- THE EXERCISE -
Pick out every line in the data below that holds "JSON".

+--

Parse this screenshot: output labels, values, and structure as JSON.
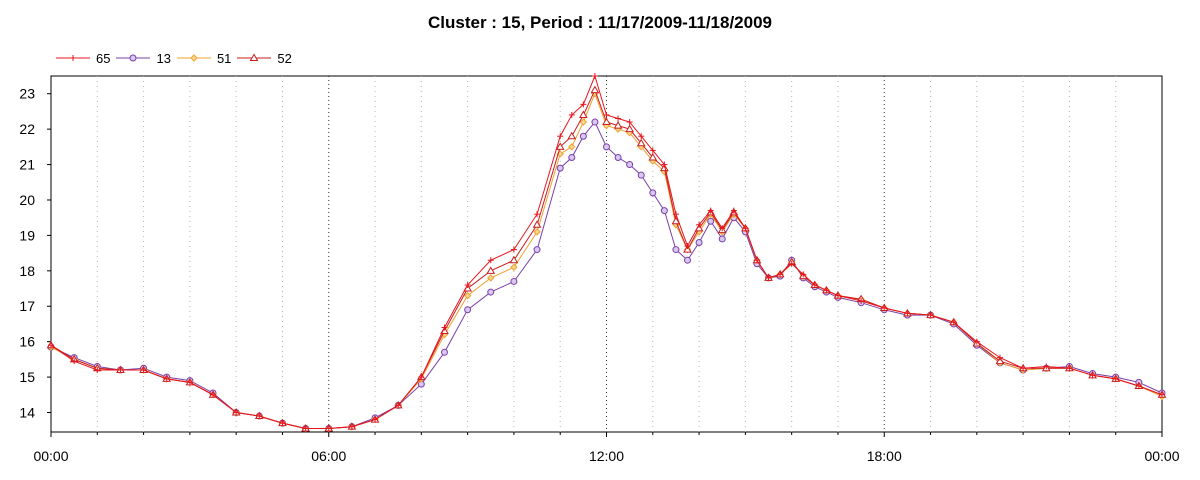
{
  "chart_data": {
    "type": "line",
    "title": "Cluster : 15, Period : 11/17/2009-11/18/2009",
    "xlabel": "",
    "ylabel": "",
    "x_ticks": [
      "00:00",
      "06:00",
      "12:00",
      "18:00",
      "00:00"
    ],
    "x_range_hours": [
      0,
      24
    ],
    "y_ticks": [
      14,
      15,
      16,
      17,
      18,
      19,
      20,
      21,
      22,
      23
    ],
    "ylim": [
      13.45,
      23.5
    ],
    "grid": "vertical dotted",
    "legend": "top-left",
    "x_hours": [
      0,
      0.5,
      1,
      1.5,
      2,
      2.5,
      3,
      3.5,
      4,
      4.5,
      5,
      5.5,
      6,
      6.5,
      7,
      7.5,
      8,
      8.5,
      9,
      9.5,
      10,
      10.5,
      11,
      11.25,
      11.5,
      11.75,
      12,
      12.25,
      12.5,
      12.75,
      13,
      13.25,
      13.5,
      13.75,
      14,
      14.25,
      14.5,
      14.75,
      15,
      15.25,
      15.5,
      15.75,
      16,
      16.25,
      16.5,
      16.75,
      17,
      17.5,
      18,
      18.5,
      19,
      19.5,
      20,
      20.5,
      21,
      21.5,
      22,
      22.5,
      23,
      23.5,
      24
    ],
    "series": [
      {
        "name": "65",
        "color": "#e8141c",
        "marker": "plus",
        "values": [
          15.9,
          15.45,
          15.2,
          15.2,
          15.2,
          14.95,
          14.85,
          14.5,
          14.0,
          13.9,
          13.7,
          13.55,
          13.55,
          13.6,
          13.8,
          14.2,
          15.0,
          16.4,
          17.6,
          18.3,
          18.6,
          19.6,
          21.8,
          22.4,
          22.7,
          23.5,
          22.4,
          22.3,
          22.2,
          21.8,
          21.4,
          21.0,
          19.6,
          18.7,
          19.3,
          19.7,
          19.2,
          19.7,
          19.2,
          18.3,
          17.8,
          17.9,
          18.2,
          17.9,
          17.6,
          17.45,
          17.3,
          17.15,
          16.95,
          16.8,
          16.75,
          16.55,
          16.0,
          15.55,
          15.25,
          15.3,
          15.25,
          15.05,
          14.95,
          14.75,
          14.5
        ]
      },
      {
        "name": "13",
        "color": "#7a3fa8",
        "marker": "circle",
        "values": [
          15.85,
          15.55,
          15.3,
          15.2,
          15.25,
          15.0,
          14.9,
          14.55,
          14.0,
          13.9,
          13.7,
          13.55,
          13.55,
          13.6,
          13.85,
          14.2,
          14.8,
          15.7,
          16.9,
          17.4,
          17.7,
          18.6,
          20.9,
          21.2,
          21.8,
          22.2,
          21.5,
          21.2,
          21.0,
          20.7,
          20.2,
          19.7,
          18.6,
          18.3,
          18.8,
          19.4,
          18.9,
          19.5,
          19.1,
          18.2,
          17.8,
          17.85,
          18.3,
          17.8,
          17.55,
          17.4,
          17.25,
          17.1,
          16.9,
          16.75,
          16.75,
          16.5,
          15.9,
          15.4,
          15.2,
          15.25,
          15.3,
          15.1,
          15.0,
          14.85,
          14.55
        ]
      },
      {
        "name": "51",
        "color": "#f0a030",
        "marker": "diamond",
        "values": [
          15.85,
          15.5,
          15.25,
          15.2,
          15.2,
          14.95,
          14.85,
          14.5,
          14.0,
          13.9,
          13.7,
          13.55,
          13.55,
          13.6,
          13.8,
          14.2,
          14.95,
          16.2,
          17.3,
          17.8,
          18.1,
          19.1,
          21.3,
          21.5,
          22.2,
          23.0,
          22.1,
          22.0,
          21.9,
          21.5,
          21.1,
          20.8,
          19.3,
          18.6,
          19.1,
          19.6,
          19.1,
          19.6,
          19.2,
          18.3,
          17.8,
          17.9,
          18.25,
          17.85,
          17.6,
          17.45,
          17.3,
          17.2,
          16.95,
          16.8,
          16.75,
          16.55,
          15.95,
          15.4,
          15.2,
          15.25,
          15.25,
          15.05,
          14.95,
          14.75,
          14.45
        ]
      },
      {
        "name": "52",
        "color": "#c81e1e",
        "marker": "triangle",
        "values": [
          15.9,
          15.5,
          15.25,
          15.2,
          15.2,
          14.95,
          14.85,
          14.5,
          14.0,
          13.9,
          13.7,
          13.55,
          13.55,
          13.6,
          13.8,
          14.2,
          15.0,
          16.3,
          17.5,
          18.0,
          18.3,
          19.3,
          21.5,
          21.8,
          22.4,
          23.1,
          22.2,
          22.1,
          22.0,
          21.6,
          21.2,
          20.9,
          19.4,
          18.6,
          19.2,
          19.65,
          19.15,
          19.65,
          19.2,
          18.3,
          17.8,
          17.9,
          18.25,
          17.85,
          17.6,
          17.45,
          17.3,
          17.2,
          16.95,
          16.8,
          16.75,
          16.55,
          15.95,
          15.45,
          15.25,
          15.25,
          15.25,
          15.05,
          14.95,
          14.75,
          14.5
        ]
      }
    ]
  }
}
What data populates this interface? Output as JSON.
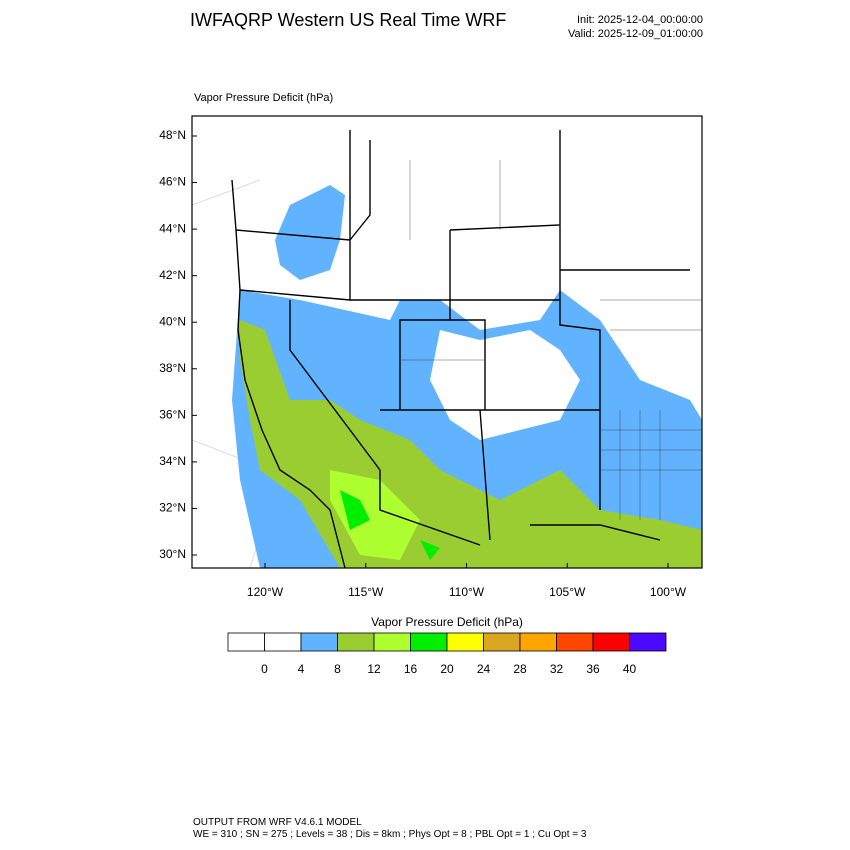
{
  "header": {
    "title": "IWFAQRP Western US Real Time WRF",
    "init": "Init: 2025-12-04_00:00:00",
    "valid": "Valid: 2025-12-09_01:00:00"
  },
  "map": {
    "field_label": "Vapor Pressure Deficit   (hPa)",
    "lat_labels": [
      "48°N",
      "46°N",
      "44°N",
      "42°N",
      "40°N",
      "38°N",
      "36°N",
      "34°N",
      "32°N",
      "30°N"
    ],
    "lon_labels": [
      "120°W",
      "115°W",
      "110°W",
      "105°W",
      "100°W"
    ]
  },
  "colorbar": {
    "title": "Vapor Pressure Deficit  (hPa)",
    "levels": [
      0,
      4,
      8,
      12,
      16,
      20,
      24,
      28,
      32,
      36,
      40
    ],
    "colors": [
      "#ffffff",
      "#ffffff",
      "#62b3ff",
      "#9acd32",
      "#adff2f",
      "#00ee00",
      "#ffff00",
      "#daa520",
      "#ffa500",
      "#ff4500",
      "#ff0000",
      "#4b0aff"
    ]
  },
  "footer": {
    "line1": "OUTPUT FROM WRF V4.6.1 MODEL",
    "line2": "WE = 310 ; SN = 275 ; Levels = 38 ; Dis = 8km ; Phys Opt = 8 ; PBL Opt = 1 ; Cu Opt = 3"
  }
}
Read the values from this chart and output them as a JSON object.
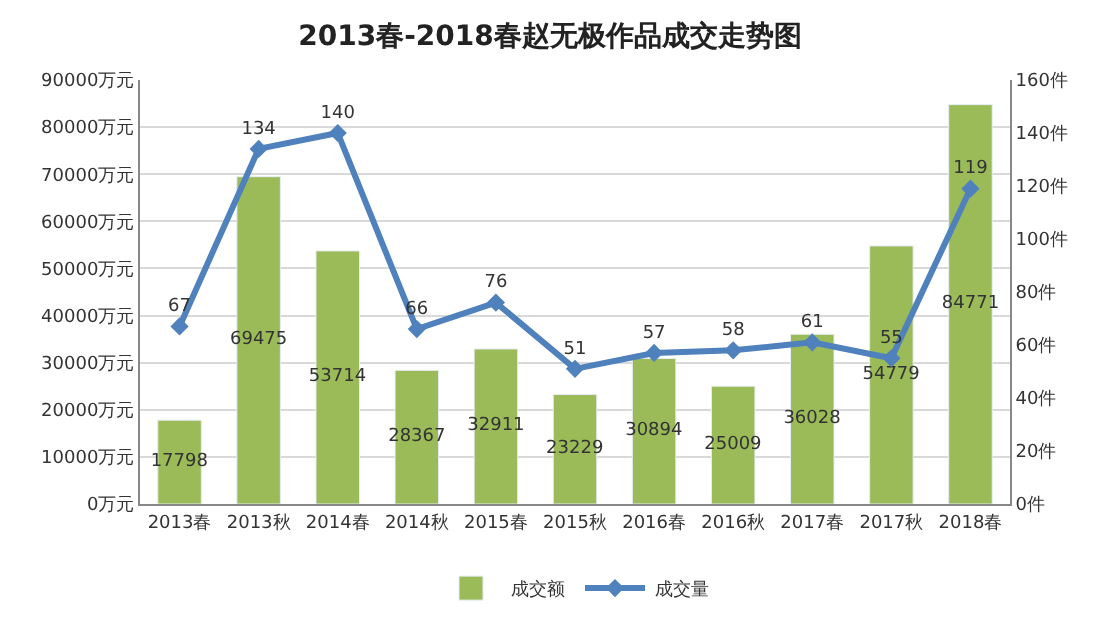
{
  "chart_data": {
    "type": "bar",
    "title": "2013春-2018春赵无极作品成交走势图",
    "categories": [
      "2013春",
      "2013秋",
      "2014春",
      "2014秋",
      "2015春",
      "2015秋",
      "2016春",
      "2016秋",
      "2017春",
      "2017秋",
      "2018春"
    ],
    "series": [
      {
        "name": "成交额",
        "color": "#9bbb59",
        "values": [
          17798,
          69475,
          53714,
          28367,
          32911,
          23229,
          30894,
          25009,
          36028,
          54779,
          84771
        ]
      },
      {
        "name": "成交量",
        "type": "line",
        "axis": "y2",
        "color": "#4f81bd",
        "marker": "diamond",
        "values": [
          67,
          134,
          140,
          66,
          76,
          51,
          57,
          58,
          61,
          55,
          119
        ]
      }
    ],
    "ylim": [
      0,
      90000
    ],
    "yticks": [
      {
        "value": 0,
        "label": "0万元"
      },
      {
        "value": 10000,
        "label": "10000万元"
      },
      {
        "value": 20000,
        "label": "20000万元"
      },
      {
        "value": 30000,
        "label": "30000万元"
      },
      {
        "value": 40000,
        "label": "40000万元"
      },
      {
        "value": 50000,
        "label": "50000万元"
      },
      {
        "value": 60000,
        "label": "60000万元"
      },
      {
        "value": 70000,
        "label": "70000万元"
      },
      {
        "value": 80000,
        "label": "80000万元"
      },
      {
        "value": 90000,
        "label": "90000万元"
      }
    ],
    "y2lim": [
      0,
      160
    ],
    "y2ticks": [
      {
        "value": 0,
        "label": "0件"
      },
      {
        "value": 20,
        "label": "20件"
      },
      {
        "value": 40,
        "label": "40件"
      },
      {
        "value": 60,
        "label": "60件"
      },
      {
        "value": 80,
        "label": "80件"
      },
      {
        "value": 100,
        "label": "100件"
      },
      {
        "value": 120,
        "label": "120件"
      },
      {
        "value": 140,
        "label": "140件"
      },
      {
        "value": 160,
        "label": "160件"
      }
    ],
    "grid": "y",
    "legend": "bottom",
    "data_labels": true
  }
}
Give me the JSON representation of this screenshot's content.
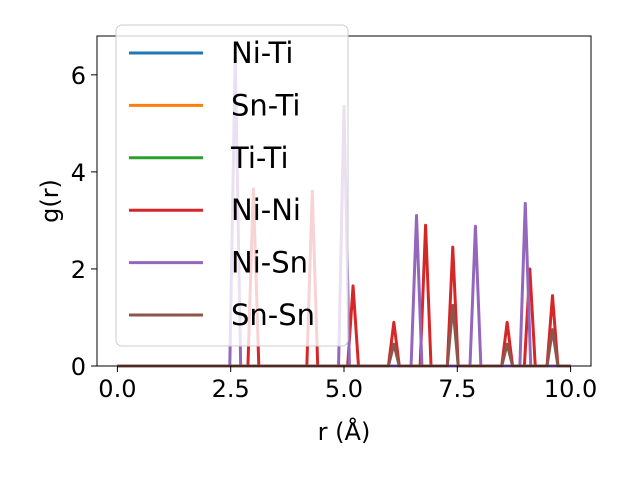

+--

- RIGHT ANSWER -
Parse this screenshot: output labels, values, and structure as JSON.
What data populates this interface? Output as JSON.
Read the values from this chart and output them as a JSON object.
Give me the JSON representation of this screenshot's content.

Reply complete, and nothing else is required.